**Record extracts:**
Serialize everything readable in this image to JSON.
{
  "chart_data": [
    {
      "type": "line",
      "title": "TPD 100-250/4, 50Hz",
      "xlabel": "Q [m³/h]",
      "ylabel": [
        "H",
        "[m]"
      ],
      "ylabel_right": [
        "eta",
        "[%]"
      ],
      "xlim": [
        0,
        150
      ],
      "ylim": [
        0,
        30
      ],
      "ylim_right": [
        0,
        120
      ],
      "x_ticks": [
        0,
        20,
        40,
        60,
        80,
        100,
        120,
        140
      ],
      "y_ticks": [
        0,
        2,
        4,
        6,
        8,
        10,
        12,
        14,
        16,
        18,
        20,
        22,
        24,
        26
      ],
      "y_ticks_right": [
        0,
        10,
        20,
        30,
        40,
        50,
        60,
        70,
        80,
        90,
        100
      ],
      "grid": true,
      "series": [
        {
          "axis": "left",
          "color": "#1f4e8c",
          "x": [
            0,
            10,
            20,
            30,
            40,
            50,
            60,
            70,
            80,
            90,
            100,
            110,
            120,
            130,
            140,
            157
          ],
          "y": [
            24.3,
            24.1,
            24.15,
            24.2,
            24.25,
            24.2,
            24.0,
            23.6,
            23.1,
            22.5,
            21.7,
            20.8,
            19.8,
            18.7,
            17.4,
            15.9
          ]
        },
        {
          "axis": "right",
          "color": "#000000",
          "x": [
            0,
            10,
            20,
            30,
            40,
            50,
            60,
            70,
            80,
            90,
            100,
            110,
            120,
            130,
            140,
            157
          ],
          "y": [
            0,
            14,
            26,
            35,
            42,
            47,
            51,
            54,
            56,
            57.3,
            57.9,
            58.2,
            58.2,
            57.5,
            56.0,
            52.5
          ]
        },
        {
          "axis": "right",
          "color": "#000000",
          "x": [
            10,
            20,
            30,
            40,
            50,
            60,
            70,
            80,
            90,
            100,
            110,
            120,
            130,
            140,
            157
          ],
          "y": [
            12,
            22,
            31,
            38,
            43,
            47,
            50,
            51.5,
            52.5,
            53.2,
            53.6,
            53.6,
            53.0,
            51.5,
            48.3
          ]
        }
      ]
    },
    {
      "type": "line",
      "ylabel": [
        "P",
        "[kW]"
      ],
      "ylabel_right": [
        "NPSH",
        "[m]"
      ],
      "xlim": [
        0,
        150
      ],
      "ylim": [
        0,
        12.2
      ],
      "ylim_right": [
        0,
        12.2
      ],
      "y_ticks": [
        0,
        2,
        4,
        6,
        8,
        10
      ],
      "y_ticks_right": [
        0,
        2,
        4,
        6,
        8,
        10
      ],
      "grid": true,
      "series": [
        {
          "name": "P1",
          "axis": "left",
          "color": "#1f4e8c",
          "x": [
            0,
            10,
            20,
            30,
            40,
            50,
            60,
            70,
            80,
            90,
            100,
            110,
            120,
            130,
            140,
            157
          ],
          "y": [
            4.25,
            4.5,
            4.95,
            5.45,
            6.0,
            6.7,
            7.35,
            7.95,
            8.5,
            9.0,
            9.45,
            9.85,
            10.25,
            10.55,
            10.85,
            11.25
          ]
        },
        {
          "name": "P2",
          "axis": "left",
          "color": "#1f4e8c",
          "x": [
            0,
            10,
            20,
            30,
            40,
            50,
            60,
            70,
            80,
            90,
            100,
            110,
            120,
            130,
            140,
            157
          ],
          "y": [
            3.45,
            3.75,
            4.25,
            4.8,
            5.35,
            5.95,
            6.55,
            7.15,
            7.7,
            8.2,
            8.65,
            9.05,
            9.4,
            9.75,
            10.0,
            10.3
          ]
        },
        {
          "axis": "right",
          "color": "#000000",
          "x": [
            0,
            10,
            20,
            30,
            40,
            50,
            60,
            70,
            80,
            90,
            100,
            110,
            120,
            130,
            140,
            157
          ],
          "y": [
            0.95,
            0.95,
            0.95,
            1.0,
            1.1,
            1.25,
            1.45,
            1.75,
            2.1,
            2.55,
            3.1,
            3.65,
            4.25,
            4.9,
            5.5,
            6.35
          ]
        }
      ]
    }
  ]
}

**Given exercise:**
Write the listing out again, exactly as it reads.

**Complete answer:**
Serialize everything readable in this image to JSON.
{
  "chart_data": [
    {
      "type": "line",
      "title": "TPD 100-250/4, 50Hz",
      "xlabel": "Q [m³/h]",
      "ylabel": [
        "H",
        "[m]"
      ],
      "ylabel_right": [
        "eta",
        "[%]"
      ],
      "xlim": [
        0,
        150
      ],
      "ylim": [
        0,
        30
      ],
      "ylim_right": [
        0,
        120
      ],
      "x_ticks": [
        0,
        20,
        40,
        60,
        80,
        100,
        120,
        140
      ],
      "y_ticks": [
        0,
        2,
        4,
        6,
        8,
        10,
        12,
        14,
        16,
        18,
        20,
        22,
        24,
        26
      ],
      "y_ticks_right": [
        0,
        10,
        20,
        30,
        40,
        50,
        60,
        70,
        80,
        90,
        100
      ],
      "grid": true,
      "series": [
        {
          "axis": "left",
          "color": "#1f4e8c",
          "x": [
            0,
            10,
            20,
            30,
            40,
            50,
            60,
            70,
            80,
            90,
            100,
            110,
            120,
            130,
            140,
            157
          ],
          "y": [
            24.3,
            24.1,
            24.15,
            24.2,
            24.25,
            24.2,
            24.0,
            23.6,
            23.1,
            22.5,
            21.7,
            20.8,
            19.8,
            18.7,
            17.4,
            15.9
          ]
        },
        {
          "axis": "right",
          "color": "#000000",
          "x": [
            0,
            10,
            20,
            30,
            40,
            50,
            60,
            70,
            80,
            90,
            100,
            110,
            120,
            130,
            140,
            157
          ],
          "y": [
            0,
            14,
            26,
            35,
            42,
            47,
            51,
            54,
            56,
            57.3,
            57.9,
            58.2,
            58.2,
            57.5,
            56.0,
            52.5
          ]
        },
        {
          "axis": "right",
          "color": "#000000",
          "x": [
            10,
            20,
            30,
            40,
            50,
            60,
            70,
            80,
            90,
            100,
            110,
            120,
            130,
            140,
            157
          ],
          "y": [
            12,
            22,
            31,
            38,
            43,
            47,
            50,
            51.5,
            52.5,
            53.2,
            53.6,
            53.6,
            53.0,
            51.5,
            48.3
          ]
        }
      ]
    },
    {
      "type": "line",
      "ylabel": [
        "P",
        "[kW]"
      ],
      "ylabel_right": [
        "NPSH",
        "[m]"
      ],
      "xlim": [
        0,
        150
      ],
      "ylim": [
        0,
        12.2
      ],
      "ylim_right": [
        0,
        12.2
      ],
      "y_ticks": [
        0,
        2,
        4,
        6,
        8,
        10
      ],
      "y_ticks_right": [
        0,
        2,
        4,
        6,
        8,
        10
      ],
      "grid": true,
      "series": [
        {
          "name": "P1",
          "axis": "left",
          "color": "#1f4e8c",
          "x": [
            0,
            10,
            20,
            30,
            40,
            50,
            60,
            70,
            80,
            90,
            100,
            110,
            120,
            130,
            140,
            157
          ],
          "y": [
            4.25,
            4.5,
            4.95,
            5.45,
            6.0,
            6.7,
            7.35,
            7.95,
            8.5,
            9.0,
            9.45,
            9.85,
            10.25,
            10.55,
            10.85,
            11.25
          ]
        },
        {
          "name": "P2",
          "axis": "left",
          "color": "#1f4e8c",
          "x": [
            0,
            10,
            20,
            30,
            40,
            50,
            60,
            70,
            80,
            90,
            100,
            110,
            120,
            130,
            140,
            157
          ],
          "y": [
            3.45,
            3.75,
            4.25,
            4.8,
            5.35,
            5.95,
            6.55,
            7.15,
            7.7,
            8.2,
            8.65,
            9.05,
            9.4,
            9.75,
            10.0,
            10.3
          ]
        },
        {
          "axis": "right",
          "color": "#000000",
          "x": [
            0,
            10,
            20,
            30,
            40,
            50,
            60,
            70,
            80,
            90,
            100,
            110,
            120,
            130,
            140,
            157
          ],
          "y": [
            0.95,
            0.95,
            0.95,
            1.0,
            1.1,
            1.25,
            1.45,
            1.75,
            2.1,
            2.55,
            3.1,
            3.65,
            4.25,
            4.9,
            5.5,
            6.35
          ]
        }
      ]
    }
  ]
}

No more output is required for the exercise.